▶ Job
Without the pictures, return each record as it appears.
* Begin Materials provided *
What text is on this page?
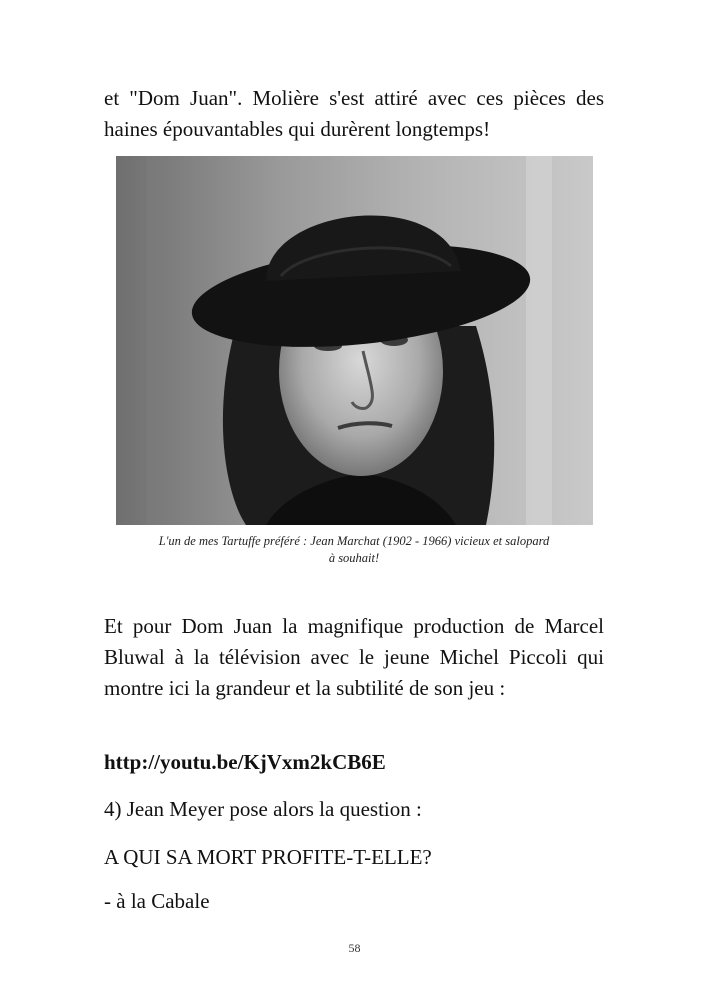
et "Dom Juan". Molière s'est attiré avec ces pièces des haines épouvantables qui durèrent longtemps!

L'un de mes Tartuffe préféré : Jean Marchat (1902 - 1966) vicieux et salopard
à souhait!

Et pour Dom Juan la magnifique production de Marcel Bluwal à la télévision avec le jeune Michel Piccoli qui montre ici la grandeur et la subtilité de son jeu :

http://youtu.be/KjVxm2kCB6E

4) Jean Meyer pose alors la question :

A QUI SA MORT PROFITE-T-ELLE?

- à la Cabale

58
* End Materials provided *
▶ Solution to the exercise
What text is on this page?
et "Dom Juan". Molière s'est attiré avec ces pièces des haines épouvantables qui durèrent longtemps!

L'un de mes Tartuffe préféré : Jean Marchat (1902 - 1966) vicieux et salopard
à souhait!

Et pour Dom Juan la magnifique production de Marcel Bluwal à la télévision avec le jeune Michel Piccoli qui montre ici la grandeur et la subtilité de son jeu :

http://youtu.be/KjVxm2kCB6E

4) Jean Meyer pose alors la question :

A QUI SA MORT PROFITE-T-ELLE?

- à la Cabale

58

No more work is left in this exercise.